[Begin]
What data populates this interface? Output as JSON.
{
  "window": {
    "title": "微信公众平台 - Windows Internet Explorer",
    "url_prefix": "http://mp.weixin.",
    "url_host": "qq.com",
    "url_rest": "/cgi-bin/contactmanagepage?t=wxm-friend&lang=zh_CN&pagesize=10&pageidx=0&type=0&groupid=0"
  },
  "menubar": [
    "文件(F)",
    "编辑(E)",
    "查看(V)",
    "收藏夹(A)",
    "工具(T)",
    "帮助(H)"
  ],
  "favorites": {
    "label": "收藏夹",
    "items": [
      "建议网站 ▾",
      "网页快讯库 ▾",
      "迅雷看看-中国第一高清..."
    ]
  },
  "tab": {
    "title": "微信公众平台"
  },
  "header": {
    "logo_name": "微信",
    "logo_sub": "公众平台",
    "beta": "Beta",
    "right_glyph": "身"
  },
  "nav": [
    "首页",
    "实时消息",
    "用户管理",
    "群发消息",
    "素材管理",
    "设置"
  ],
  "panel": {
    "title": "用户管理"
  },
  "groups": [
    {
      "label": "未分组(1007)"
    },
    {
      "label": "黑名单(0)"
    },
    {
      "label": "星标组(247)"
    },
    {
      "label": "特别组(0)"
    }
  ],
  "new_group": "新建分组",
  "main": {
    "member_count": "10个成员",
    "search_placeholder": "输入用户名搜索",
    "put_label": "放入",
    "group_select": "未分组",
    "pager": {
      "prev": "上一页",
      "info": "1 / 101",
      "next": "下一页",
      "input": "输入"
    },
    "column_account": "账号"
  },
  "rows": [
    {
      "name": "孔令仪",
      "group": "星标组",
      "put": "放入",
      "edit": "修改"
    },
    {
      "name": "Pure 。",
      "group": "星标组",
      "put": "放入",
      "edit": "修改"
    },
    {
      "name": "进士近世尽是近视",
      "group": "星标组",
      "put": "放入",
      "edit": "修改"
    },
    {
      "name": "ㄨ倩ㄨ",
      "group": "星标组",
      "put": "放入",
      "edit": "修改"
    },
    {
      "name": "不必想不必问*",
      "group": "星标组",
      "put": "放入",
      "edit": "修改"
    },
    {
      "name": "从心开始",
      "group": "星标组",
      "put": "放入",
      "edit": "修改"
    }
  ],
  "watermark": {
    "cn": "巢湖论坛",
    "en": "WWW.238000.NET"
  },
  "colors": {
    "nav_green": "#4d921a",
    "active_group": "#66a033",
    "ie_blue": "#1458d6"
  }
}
[End]
• _Required work_
Which lines hold the word "微信公众平台"? Return all of them from the records above.

• _Expected answer_
    "title": "微信公众平台 - Windows Internet Explorer",
    "title": "微信公众平台"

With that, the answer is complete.